→ Brief: Look over the lines below. Report each one that includes the string "grain".

→ Material to process:
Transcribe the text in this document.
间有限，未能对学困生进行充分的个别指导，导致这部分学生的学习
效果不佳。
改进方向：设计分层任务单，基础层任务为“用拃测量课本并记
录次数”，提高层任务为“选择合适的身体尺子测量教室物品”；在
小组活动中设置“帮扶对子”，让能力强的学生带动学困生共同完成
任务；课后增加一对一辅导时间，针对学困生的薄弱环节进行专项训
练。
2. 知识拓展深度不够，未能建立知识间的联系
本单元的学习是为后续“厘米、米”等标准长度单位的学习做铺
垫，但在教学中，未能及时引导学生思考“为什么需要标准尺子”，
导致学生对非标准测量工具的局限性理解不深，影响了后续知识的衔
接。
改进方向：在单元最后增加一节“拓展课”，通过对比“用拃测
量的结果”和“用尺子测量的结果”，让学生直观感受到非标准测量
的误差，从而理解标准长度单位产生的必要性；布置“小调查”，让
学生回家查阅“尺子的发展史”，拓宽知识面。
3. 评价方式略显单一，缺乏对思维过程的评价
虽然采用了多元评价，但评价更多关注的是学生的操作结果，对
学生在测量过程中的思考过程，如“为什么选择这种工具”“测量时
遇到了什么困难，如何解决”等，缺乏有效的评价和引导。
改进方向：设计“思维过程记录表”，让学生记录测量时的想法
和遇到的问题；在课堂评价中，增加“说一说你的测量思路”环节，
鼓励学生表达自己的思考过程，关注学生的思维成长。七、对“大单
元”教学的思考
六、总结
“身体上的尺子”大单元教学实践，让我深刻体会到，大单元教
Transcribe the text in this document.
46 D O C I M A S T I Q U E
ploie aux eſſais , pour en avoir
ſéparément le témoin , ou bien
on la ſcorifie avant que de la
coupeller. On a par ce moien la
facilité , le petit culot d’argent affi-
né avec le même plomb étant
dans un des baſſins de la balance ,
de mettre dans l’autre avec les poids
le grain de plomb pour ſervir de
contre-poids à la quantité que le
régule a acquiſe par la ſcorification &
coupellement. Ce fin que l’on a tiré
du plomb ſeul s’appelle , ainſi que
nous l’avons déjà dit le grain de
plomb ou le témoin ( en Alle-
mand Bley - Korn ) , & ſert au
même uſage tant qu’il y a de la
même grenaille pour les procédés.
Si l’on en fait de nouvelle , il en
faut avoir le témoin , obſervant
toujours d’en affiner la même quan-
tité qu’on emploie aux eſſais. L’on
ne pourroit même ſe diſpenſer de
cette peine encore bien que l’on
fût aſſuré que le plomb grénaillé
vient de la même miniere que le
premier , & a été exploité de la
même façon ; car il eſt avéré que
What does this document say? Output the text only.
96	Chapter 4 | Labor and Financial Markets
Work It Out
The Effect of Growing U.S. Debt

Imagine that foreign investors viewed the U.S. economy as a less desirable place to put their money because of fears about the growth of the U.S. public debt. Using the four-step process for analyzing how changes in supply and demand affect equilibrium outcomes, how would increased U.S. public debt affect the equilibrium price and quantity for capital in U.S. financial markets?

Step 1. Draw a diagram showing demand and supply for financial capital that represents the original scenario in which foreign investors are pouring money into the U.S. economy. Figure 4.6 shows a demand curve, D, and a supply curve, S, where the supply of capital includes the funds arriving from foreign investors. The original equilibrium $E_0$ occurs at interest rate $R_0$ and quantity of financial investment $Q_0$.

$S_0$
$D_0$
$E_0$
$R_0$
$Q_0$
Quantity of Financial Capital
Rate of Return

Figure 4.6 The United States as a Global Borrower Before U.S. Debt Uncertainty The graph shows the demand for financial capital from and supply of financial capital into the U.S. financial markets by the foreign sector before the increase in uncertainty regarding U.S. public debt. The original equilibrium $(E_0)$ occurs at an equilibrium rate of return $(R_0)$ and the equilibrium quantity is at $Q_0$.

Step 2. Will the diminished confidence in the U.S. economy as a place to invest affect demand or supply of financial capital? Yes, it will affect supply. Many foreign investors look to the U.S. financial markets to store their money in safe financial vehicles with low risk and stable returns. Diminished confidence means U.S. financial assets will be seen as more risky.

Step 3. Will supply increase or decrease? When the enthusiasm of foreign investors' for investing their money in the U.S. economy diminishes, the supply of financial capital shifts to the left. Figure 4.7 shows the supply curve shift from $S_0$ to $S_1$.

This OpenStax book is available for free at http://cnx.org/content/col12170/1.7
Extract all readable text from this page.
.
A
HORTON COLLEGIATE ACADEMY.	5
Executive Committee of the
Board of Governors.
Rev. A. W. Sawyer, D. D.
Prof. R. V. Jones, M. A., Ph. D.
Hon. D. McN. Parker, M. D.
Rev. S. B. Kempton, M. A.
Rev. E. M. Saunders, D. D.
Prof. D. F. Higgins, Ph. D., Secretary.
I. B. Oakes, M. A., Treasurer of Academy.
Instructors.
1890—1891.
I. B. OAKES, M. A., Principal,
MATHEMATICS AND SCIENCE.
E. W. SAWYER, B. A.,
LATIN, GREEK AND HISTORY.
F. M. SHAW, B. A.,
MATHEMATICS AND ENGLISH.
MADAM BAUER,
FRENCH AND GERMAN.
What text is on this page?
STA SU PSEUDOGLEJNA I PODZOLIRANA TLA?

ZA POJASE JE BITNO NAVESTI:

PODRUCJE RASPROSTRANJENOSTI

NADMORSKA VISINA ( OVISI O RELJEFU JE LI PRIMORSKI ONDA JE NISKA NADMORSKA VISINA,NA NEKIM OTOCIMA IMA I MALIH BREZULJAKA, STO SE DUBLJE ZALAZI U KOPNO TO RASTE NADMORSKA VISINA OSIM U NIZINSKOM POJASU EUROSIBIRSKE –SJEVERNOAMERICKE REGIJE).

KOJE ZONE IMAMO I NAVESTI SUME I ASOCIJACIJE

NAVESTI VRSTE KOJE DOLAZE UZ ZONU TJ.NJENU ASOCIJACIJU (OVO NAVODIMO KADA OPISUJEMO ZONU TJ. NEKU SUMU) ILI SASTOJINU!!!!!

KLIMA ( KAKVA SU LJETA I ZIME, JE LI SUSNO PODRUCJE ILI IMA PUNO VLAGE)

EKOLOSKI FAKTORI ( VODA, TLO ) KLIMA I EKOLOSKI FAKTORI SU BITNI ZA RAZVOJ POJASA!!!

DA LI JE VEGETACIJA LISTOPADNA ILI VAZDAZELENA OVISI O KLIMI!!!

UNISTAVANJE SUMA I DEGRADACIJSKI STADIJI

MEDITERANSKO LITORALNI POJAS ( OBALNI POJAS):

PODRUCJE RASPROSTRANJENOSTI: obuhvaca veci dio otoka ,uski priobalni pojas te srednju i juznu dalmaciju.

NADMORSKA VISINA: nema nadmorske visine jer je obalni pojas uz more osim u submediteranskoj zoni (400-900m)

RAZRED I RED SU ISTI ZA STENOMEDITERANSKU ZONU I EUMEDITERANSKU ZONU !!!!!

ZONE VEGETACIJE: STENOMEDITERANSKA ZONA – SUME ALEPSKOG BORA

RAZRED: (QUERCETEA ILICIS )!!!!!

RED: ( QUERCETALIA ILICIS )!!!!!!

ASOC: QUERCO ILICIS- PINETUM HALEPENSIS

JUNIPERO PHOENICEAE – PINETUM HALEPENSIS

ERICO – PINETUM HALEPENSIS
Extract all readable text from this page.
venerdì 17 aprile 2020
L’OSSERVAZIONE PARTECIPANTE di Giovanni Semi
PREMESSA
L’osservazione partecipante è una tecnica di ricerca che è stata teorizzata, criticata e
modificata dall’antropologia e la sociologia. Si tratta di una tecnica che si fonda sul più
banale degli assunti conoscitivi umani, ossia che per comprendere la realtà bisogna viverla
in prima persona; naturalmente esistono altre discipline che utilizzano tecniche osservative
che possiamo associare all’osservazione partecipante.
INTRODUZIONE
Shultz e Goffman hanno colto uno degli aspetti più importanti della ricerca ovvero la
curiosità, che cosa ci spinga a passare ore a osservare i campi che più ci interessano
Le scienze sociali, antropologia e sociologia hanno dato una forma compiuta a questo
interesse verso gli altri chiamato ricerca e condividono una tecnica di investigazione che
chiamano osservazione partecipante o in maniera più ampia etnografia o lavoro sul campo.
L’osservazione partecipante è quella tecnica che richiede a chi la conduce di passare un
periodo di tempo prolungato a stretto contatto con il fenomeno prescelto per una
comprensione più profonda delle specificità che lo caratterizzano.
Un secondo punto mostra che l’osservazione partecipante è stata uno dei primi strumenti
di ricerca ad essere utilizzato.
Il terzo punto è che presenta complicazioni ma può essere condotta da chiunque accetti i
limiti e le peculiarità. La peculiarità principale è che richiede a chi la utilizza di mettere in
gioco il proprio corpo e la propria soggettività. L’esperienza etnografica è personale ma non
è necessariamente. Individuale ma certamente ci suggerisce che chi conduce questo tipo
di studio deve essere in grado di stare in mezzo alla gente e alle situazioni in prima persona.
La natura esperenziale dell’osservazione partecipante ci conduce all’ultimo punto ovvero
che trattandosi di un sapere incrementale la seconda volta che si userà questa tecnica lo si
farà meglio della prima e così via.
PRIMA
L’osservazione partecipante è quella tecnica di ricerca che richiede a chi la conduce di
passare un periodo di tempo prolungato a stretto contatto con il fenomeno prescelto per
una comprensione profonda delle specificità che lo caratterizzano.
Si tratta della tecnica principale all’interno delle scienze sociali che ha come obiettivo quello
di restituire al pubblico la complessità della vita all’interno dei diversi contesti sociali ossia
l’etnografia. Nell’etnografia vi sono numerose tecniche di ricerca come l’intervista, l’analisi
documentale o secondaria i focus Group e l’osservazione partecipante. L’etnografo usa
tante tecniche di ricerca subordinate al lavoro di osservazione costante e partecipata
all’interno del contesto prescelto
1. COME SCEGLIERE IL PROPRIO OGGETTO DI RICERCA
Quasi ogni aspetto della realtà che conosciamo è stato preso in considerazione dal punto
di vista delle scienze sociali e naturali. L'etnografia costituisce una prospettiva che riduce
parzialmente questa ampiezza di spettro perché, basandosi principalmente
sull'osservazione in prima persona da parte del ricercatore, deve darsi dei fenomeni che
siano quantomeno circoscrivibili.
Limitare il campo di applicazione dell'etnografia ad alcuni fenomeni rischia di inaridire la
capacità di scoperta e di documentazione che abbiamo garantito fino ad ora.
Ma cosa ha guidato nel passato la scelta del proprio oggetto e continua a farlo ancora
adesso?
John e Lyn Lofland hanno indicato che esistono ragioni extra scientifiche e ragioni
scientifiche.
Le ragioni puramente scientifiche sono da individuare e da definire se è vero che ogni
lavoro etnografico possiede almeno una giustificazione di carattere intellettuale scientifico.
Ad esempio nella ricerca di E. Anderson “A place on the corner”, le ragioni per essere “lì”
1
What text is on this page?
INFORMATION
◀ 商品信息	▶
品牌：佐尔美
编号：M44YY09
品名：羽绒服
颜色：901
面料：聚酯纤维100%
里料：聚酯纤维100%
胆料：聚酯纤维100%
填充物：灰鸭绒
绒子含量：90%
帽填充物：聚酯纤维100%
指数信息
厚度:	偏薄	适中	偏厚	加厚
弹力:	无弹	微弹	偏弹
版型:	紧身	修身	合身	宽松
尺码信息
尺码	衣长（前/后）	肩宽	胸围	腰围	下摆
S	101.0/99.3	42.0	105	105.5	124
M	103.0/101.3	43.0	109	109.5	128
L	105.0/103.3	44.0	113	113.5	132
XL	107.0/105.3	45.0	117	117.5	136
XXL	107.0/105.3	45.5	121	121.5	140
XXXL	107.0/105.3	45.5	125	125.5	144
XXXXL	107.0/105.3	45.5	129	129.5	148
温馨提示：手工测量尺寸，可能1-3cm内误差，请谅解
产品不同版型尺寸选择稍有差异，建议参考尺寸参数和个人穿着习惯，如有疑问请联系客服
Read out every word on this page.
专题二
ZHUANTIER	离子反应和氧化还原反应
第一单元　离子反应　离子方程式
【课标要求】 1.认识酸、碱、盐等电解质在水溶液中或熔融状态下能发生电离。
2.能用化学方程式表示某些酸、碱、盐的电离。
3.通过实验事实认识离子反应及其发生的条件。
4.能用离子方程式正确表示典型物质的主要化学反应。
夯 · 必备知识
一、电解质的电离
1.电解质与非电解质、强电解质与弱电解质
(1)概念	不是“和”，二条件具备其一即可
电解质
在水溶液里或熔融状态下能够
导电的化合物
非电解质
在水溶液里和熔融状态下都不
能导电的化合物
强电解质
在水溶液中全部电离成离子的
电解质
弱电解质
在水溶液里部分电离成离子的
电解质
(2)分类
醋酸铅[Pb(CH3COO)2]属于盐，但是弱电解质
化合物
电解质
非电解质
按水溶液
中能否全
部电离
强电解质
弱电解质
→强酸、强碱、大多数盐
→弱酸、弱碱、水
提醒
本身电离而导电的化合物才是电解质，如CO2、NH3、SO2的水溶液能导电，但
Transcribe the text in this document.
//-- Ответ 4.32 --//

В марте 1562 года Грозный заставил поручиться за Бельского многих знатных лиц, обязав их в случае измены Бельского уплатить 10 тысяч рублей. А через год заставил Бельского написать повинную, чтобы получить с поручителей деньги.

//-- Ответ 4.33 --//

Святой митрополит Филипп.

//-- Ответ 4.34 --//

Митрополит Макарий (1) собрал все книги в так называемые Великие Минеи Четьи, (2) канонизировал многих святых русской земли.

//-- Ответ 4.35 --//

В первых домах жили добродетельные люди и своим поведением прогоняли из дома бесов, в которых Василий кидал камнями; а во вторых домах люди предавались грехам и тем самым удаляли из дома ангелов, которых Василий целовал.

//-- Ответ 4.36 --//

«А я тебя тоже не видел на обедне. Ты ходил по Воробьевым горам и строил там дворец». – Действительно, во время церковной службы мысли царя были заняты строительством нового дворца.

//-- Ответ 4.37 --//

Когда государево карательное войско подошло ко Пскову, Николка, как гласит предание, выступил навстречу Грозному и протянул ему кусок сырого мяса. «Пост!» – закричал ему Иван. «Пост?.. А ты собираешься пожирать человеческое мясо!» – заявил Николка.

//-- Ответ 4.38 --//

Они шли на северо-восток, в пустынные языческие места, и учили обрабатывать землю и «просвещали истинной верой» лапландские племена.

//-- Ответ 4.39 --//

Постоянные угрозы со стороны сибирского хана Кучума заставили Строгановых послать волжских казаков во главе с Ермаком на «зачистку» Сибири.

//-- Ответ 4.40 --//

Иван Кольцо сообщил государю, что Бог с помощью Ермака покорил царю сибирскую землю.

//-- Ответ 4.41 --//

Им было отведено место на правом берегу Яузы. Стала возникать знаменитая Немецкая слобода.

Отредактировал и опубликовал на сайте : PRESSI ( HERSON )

→ The response:
le grain de plomb pour ſervir de
nous l’avons déjà dit le grain de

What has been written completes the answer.